YOUR TASK -> Repeat every line of the material, character for character.

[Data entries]
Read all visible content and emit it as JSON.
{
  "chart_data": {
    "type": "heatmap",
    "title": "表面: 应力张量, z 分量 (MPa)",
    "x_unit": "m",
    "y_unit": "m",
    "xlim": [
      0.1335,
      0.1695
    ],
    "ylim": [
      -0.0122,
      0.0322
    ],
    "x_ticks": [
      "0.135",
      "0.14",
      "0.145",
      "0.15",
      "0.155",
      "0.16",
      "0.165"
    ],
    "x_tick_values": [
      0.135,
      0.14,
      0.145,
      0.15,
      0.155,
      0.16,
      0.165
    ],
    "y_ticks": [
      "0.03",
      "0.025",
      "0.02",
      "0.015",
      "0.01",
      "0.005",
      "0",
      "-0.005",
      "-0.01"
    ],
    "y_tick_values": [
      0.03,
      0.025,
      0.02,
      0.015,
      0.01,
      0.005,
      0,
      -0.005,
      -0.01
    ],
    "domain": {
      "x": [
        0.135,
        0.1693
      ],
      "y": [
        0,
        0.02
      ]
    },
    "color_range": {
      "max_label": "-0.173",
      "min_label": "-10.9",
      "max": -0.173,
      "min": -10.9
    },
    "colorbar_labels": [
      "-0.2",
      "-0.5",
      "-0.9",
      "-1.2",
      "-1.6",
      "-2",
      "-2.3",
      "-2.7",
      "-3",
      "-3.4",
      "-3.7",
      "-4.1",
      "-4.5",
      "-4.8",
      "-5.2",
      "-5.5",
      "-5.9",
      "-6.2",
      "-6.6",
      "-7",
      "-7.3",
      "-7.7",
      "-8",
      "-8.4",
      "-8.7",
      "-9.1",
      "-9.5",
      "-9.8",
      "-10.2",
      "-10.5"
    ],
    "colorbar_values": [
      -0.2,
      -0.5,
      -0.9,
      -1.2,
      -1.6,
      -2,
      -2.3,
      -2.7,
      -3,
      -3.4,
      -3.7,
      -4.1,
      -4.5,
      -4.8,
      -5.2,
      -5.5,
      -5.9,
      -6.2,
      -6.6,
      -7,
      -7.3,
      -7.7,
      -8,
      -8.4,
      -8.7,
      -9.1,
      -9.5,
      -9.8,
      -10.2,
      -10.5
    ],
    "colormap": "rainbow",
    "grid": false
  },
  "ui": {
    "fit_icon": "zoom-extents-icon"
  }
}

RESPONSE ->
Read all visible content and emit it as JSON.
{
  "chart_data": {
    "type": "heatmap",
    "title": "表面: 应力张量, z 分量 (MPa)",
    "x_unit": "m",
    "y_unit": "m",
    "xlim": [
      0.1335,
      0.1695
    ],
    "ylim": [
      -0.0122,
      0.0322
    ],
    "x_ticks": [
      "0.135",
      "0.14",
      "0.145",
      "0.15",
      "0.155",
      "0.16",
      "0.165"
    ],
    "x_tick_values": [
      0.135,
      0.14,
      0.145,
      0.15,
      0.155,
      0.16,
      0.165
    ],
    "y_ticks": [
      "0.03",
      "0.025",
      "0.02",
      "0.015",
      "0.01",
      "0.005",
      "0",
      "-0.005",
      "-0.01"
    ],
    "y_tick_values": [
      0.03,
      0.025,
      0.02,
      0.015,
      0.01,
      0.005,
      0,
      -0.005,
      -0.01
    ],
    "domain": {
      "x": [
        0.135,
        0.1693
      ],
      "y": [
        0,
        0.02
      ]
    },
    "color_range": {
      "max_label": "-0.173",
      "min_label": "-10.9",
      "max": -0.173,
      "min": -10.9
    },
    "colorbar_labels": [
      "-0.2",
      "-0.5",
      "-0.9",
      "-1.2",
      "-1.6",
      "-2",
      "-2.3",
      "-2.7",
      "-3",
      "-3.4",
      "-3.7",
      "-4.1",
      "-4.5",
      "-4.8",
      "-5.2",
      "-5.5",
      "-5.9",
      "-6.2",
      "-6.6",
      "-7",
      "-7.3",
      "-7.7",
      "-8",
      "-8.4",
      "-8.7",
      "-9.1",
      "-9.5",
      "-9.8",
      "-10.2",
      "-10.5"
    ],
    "colorbar_values": [
      -0.2,
      -0.5,
      -0.9,
      -1.2,
      -1.6,
      -2,
      -2.3,
      -2.7,
      -3,
      -3.4,
      -3.7,
      -4.1,
      -4.5,
      -4.8,
      -5.2,
      -5.5,
      -5.9,
      -6.2,
      -6.6,
      -7,
      -7.3,
      -7.7,
      -8,
      -8.4,
      -8.7,
      -9.1,
      -9.5,
      -9.8,
      -10.2,
      -10.5
    ],
    "colormap": "rainbow",
    "grid": false
  },
  "ui": {
    "fit_icon": "zoom-extents-icon"
  }
}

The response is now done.